*WHAT THE TASK REQUIRES:* Transcribe all of the records word for word, but omit the pictures.

-------------------------

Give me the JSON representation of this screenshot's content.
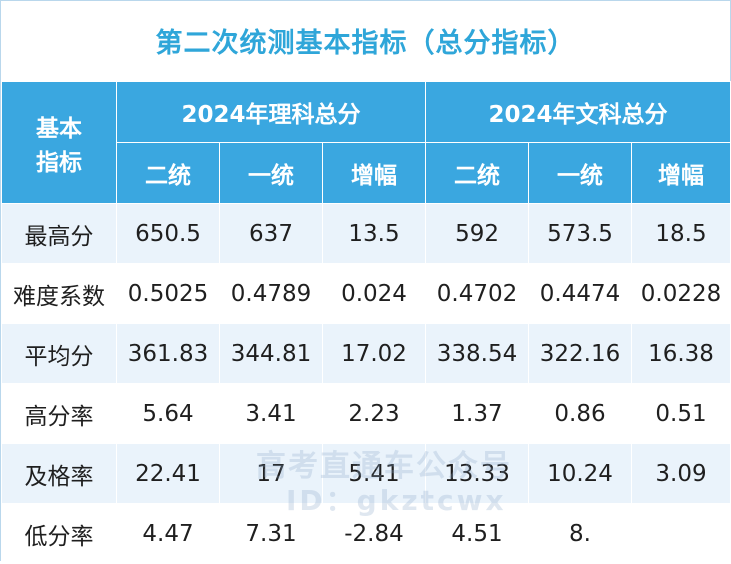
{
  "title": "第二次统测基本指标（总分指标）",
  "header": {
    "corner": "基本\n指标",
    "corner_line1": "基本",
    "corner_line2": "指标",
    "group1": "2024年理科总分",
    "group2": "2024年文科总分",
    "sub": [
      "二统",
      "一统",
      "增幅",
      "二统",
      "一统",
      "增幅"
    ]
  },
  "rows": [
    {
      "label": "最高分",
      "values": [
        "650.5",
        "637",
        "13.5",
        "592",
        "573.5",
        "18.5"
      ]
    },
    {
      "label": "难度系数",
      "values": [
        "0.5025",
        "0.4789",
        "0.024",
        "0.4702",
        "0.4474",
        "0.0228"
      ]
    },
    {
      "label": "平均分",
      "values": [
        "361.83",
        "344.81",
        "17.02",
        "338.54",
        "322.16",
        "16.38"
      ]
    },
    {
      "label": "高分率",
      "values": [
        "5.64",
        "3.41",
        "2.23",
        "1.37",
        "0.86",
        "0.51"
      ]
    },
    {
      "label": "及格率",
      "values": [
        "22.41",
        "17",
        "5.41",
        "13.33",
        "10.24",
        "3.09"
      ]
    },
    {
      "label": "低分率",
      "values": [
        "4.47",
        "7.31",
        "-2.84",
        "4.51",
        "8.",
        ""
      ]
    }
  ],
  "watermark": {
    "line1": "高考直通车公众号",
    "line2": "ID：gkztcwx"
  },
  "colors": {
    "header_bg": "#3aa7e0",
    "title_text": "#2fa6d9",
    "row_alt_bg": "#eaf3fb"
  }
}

-------------------------

*SOLUTION TO THE PROBLEM:*
Give me the JSON representation of this screenshot's content.
{
  "title": "第二次统测基本指标（总分指标）",
  "header": {
    "corner": "基本\n指标",
    "corner_line1": "基本",
    "corner_line2": "指标",
    "group1": "2024年理科总分",
    "group2": "2024年文科总分",
    "sub": [
      "二统",
      "一统",
      "增幅",
      "二统",
      "一统",
      "增幅"
    ]
  },
  "rows": [
    {
      "label": "最高分",
      "values": [
        "650.5",
        "637",
        "13.5",
        "592",
        "573.5",
        "18.5"
      ]
    },
    {
      "label": "难度系数",
      "values": [
        "0.5025",
        "0.4789",
        "0.024",
        "0.4702",
        "0.4474",
        "0.0228"
      ]
    },
    {
      "label": "平均分",
      "values": [
        "361.83",
        "344.81",
        "17.02",
        "338.54",
        "322.16",
        "16.38"
      ]
    },
    {
      "label": "高分率",
      "values": [
        "5.64",
        "3.41",
        "2.23",
        "1.37",
        "0.86",
        "0.51"
      ]
    },
    {
      "label": "及格率",
      "values": [
        "22.41",
        "17",
        "5.41",
        "13.33",
        "10.24",
        "3.09"
      ]
    },
    {
      "label": "低分率",
      "values": [
        "4.47",
        "7.31",
        "-2.84",
        "4.51",
        "8.",
        ""
      ]
    }
  ],
  "watermark": {
    "line1": "高考直通车公众号",
    "line2": "ID：gkztcwx"
  },
  "colors": {
    "header_bg": "#3aa7e0",
    "title_text": "#2fa6d9",
    "row_alt_bg": "#eaf3fb"
  }
}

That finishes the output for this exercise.